**WRITTEN PROBLEM**:
Each record is to be transcribed exactly.

**PROVIDED RECORDS**:
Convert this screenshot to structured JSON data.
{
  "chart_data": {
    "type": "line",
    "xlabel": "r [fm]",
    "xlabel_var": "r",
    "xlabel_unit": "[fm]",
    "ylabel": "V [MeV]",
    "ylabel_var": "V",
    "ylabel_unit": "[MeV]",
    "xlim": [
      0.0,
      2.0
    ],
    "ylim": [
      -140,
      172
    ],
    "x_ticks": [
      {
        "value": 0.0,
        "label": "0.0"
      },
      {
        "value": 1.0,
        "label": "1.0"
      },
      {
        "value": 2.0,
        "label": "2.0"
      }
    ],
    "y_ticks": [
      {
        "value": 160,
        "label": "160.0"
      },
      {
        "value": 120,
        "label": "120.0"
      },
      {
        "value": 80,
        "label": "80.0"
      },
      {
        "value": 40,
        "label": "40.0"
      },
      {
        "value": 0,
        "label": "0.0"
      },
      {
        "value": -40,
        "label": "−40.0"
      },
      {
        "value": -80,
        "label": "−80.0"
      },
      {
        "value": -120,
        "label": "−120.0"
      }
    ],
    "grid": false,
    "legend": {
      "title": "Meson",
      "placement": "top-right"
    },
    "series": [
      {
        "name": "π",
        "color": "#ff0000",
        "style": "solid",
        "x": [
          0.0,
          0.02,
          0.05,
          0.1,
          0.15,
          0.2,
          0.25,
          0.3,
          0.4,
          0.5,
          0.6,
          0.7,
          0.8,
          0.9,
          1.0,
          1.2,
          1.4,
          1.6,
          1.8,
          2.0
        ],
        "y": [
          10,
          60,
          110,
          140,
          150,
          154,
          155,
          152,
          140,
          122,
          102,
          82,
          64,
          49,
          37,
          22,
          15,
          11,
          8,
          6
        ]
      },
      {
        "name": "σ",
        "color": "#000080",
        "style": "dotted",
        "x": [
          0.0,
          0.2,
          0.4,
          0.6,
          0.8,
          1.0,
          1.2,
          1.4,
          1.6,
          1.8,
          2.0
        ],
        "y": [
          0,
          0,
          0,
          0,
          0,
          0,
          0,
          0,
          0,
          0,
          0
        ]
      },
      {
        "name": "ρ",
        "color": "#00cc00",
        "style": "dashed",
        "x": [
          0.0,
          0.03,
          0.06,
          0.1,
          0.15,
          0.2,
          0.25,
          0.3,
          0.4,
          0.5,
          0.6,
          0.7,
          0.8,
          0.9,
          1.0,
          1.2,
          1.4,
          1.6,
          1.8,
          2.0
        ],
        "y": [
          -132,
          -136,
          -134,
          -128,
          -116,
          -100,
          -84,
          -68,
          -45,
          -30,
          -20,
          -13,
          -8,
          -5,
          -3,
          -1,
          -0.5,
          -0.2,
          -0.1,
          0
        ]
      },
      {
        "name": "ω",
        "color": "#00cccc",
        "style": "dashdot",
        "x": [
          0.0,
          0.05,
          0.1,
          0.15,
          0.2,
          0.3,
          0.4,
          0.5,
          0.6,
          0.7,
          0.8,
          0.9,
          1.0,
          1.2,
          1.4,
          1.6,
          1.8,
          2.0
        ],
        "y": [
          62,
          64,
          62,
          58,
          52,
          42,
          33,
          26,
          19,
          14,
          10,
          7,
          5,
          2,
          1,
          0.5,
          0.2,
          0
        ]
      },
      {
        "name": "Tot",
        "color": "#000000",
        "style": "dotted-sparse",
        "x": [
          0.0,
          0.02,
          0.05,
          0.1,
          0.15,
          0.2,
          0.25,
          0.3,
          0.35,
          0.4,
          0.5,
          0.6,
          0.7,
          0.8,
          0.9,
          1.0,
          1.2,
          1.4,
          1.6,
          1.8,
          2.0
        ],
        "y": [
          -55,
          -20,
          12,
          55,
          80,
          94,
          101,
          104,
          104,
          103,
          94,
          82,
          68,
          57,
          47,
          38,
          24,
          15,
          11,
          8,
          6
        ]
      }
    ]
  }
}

**SOLVED EXERCISE**:
Convert this screenshot to structured JSON data.
{
  "chart_data": {
    "type": "line",
    "xlabel": "r [fm]",
    "xlabel_var": "r",
    "xlabel_unit": "[fm]",
    "ylabel": "V [MeV]",
    "ylabel_var": "V",
    "ylabel_unit": "[MeV]",
    "xlim": [
      0.0,
      2.0
    ],
    "ylim": [
      -140,
      172
    ],
    "x_ticks": [
      {
        "value": 0.0,
        "label": "0.0"
      },
      {
        "value": 1.0,
        "label": "1.0"
      },
      {
        "value": 2.0,
        "label": "2.0"
      }
    ],
    "y_ticks": [
      {
        "value": 160,
        "label": "160.0"
      },
      {
        "value": 120,
        "label": "120.0"
      },
      {
        "value": 80,
        "label": "80.0"
      },
      {
        "value": 40,
        "label": "40.0"
      },
      {
        "value": 0,
        "label": "0.0"
      },
      {
        "value": -40,
        "label": "−40.0"
      },
      {
        "value": -80,
        "label": "−80.0"
      },
      {
        "value": -120,
        "label": "−120.0"
      }
    ],
    "grid": false,
    "legend": {
      "title": "Meson",
      "placement": "top-right"
    },
    "series": [
      {
        "name": "π",
        "color": "#ff0000",
        "style": "solid",
        "x": [
          0.0,
          0.02,
          0.05,
          0.1,
          0.15,
          0.2,
          0.25,
          0.3,
          0.4,
          0.5,
          0.6,
          0.7,
          0.8,
          0.9,
          1.0,
          1.2,
          1.4,
          1.6,
          1.8,
          2.0
        ],
        "y": [
          10,
          60,
          110,
          140,
          150,
          154,
          155,
          152,
          140,
          122,
          102,
          82,
          64,
          49,
          37,
          22,
          15,
          11,
          8,
          6
        ]
      },
      {
        "name": "σ",
        "color": "#000080",
        "style": "dotted",
        "x": [
          0.0,
          0.2,
          0.4,
          0.6,
          0.8,
          1.0,
          1.2,
          1.4,
          1.6,
          1.8,
          2.0
        ],
        "y": [
          0,
          0,
          0,
          0,
          0,
          0,
          0,
          0,
          0,
          0,
          0
        ]
      },
      {
        "name": "ρ",
        "color": "#00cc00",
        "style": "dashed",
        "x": [
          0.0,
          0.03,
          0.06,
          0.1,
          0.15,
          0.2,
          0.25,
          0.3,
          0.4,
          0.5,
          0.6,
          0.7,
          0.8,
          0.9,
          1.0,
          1.2,
          1.4,
          1.6,
          1.8,
          2.0
        ],
        "y": [
          -132,
          -136,
          -134,
          -128,
          -116,
          -100,
          -84,
          -68,
          -45,
          -30,
          -20,
          -13,
          -8,
          -5,
          -3,
          -1,
          -0.5,
          -0.2,
          -0.1,
          0
        ]
      },
      {
        "name": "ω",
        "color": "#00cccc",
        "style": "dashdot",
        "x": [
          0.0,
          0.05,
          0.1,
          0.15,
          0.2,
          0.3,
          0.4,
          0.5,
          0.6,
          0.7,
          0.8,
          0.9,
          1.0,
          1.2,
          1.4,
          1.6,
          1.8,
          2.0
        ],
        "y": [
          62,
          64,
          62,
          58,
          52,
          42,
          33,
          26,
          19,
          14,
          10,
          7,
          5,
          2,
          1,
          0.5,
          0.2,
          0
        ]
      },
      {
        "name": "Tot",
        "color": "#000000",
        "style": "dotted-sparse",
        "x": [
          0.0,
          0.02,
          0.05,
          0.1,
          0.15,
          0.2,
          0.25,
          0.3,
          0.35,
          0.4,
          0.5,
          0.6,
          0.7,
          0.8,
          0.9,
          1.0,
          1.2,
          1.4,
          1.6,
          1.8,
          2.0
        ],
        "y": [
          -55,
          -20,
          12,
          55,
          80,
          94,
          101,
          104,
          104,
          103,
          94,
          82,
          68,
          57,
          47,
          38,
          24,
          15,
          11,
          8,
          6
        ]
      }
    ]
  }
}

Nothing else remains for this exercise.